• _EXTRACTED ENTRIES_

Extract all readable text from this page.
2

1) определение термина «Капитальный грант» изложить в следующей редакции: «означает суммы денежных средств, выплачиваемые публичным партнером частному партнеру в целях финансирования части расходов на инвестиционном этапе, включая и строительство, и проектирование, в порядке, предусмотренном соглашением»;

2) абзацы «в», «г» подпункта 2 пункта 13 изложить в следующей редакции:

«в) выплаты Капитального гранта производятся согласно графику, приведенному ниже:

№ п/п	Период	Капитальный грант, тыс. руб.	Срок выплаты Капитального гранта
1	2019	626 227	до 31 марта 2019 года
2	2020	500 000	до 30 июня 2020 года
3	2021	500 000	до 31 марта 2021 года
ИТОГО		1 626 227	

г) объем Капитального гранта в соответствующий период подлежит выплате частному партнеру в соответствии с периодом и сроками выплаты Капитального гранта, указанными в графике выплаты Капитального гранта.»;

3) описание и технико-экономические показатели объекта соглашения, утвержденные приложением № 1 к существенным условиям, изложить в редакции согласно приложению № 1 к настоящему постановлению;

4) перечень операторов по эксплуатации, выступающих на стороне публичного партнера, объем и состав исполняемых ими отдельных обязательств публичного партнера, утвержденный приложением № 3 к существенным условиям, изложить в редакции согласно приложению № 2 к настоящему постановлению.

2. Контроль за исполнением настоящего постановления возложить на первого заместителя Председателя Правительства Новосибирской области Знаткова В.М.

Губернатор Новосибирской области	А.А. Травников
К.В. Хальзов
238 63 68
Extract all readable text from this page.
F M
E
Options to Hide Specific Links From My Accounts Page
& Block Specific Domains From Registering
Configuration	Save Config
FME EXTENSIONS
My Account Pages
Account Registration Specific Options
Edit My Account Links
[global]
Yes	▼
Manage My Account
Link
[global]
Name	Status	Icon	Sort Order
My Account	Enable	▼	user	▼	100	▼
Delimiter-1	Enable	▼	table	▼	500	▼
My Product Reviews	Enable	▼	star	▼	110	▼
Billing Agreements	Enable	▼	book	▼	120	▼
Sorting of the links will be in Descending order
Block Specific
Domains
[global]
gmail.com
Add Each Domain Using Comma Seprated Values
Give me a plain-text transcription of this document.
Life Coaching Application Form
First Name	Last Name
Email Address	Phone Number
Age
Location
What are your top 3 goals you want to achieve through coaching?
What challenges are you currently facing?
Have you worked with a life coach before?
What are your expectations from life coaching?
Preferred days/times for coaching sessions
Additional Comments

• _WRITTEN INSTRUCTION_
Copy all lines above containing the string "партнеру".

• _WRITTEN RESPONSE_
1) определение термина «Капитальный грант» изложить в следующей редакции: «означает суммы денежных средств, выплачиваемые публичным партнером частному партнеру в целях финансирования части расходов на инвестиционном этапе, включая и строительство, и проектирование, в порядке, предусмотренном соглашением»;
г) объем Капитального гранта в соответствующий период подлежит выплате частному партнеру в соответствии с периодом и сроками выплаты Капитального гранта, указанными в графике выплаты Капитального гранта.»;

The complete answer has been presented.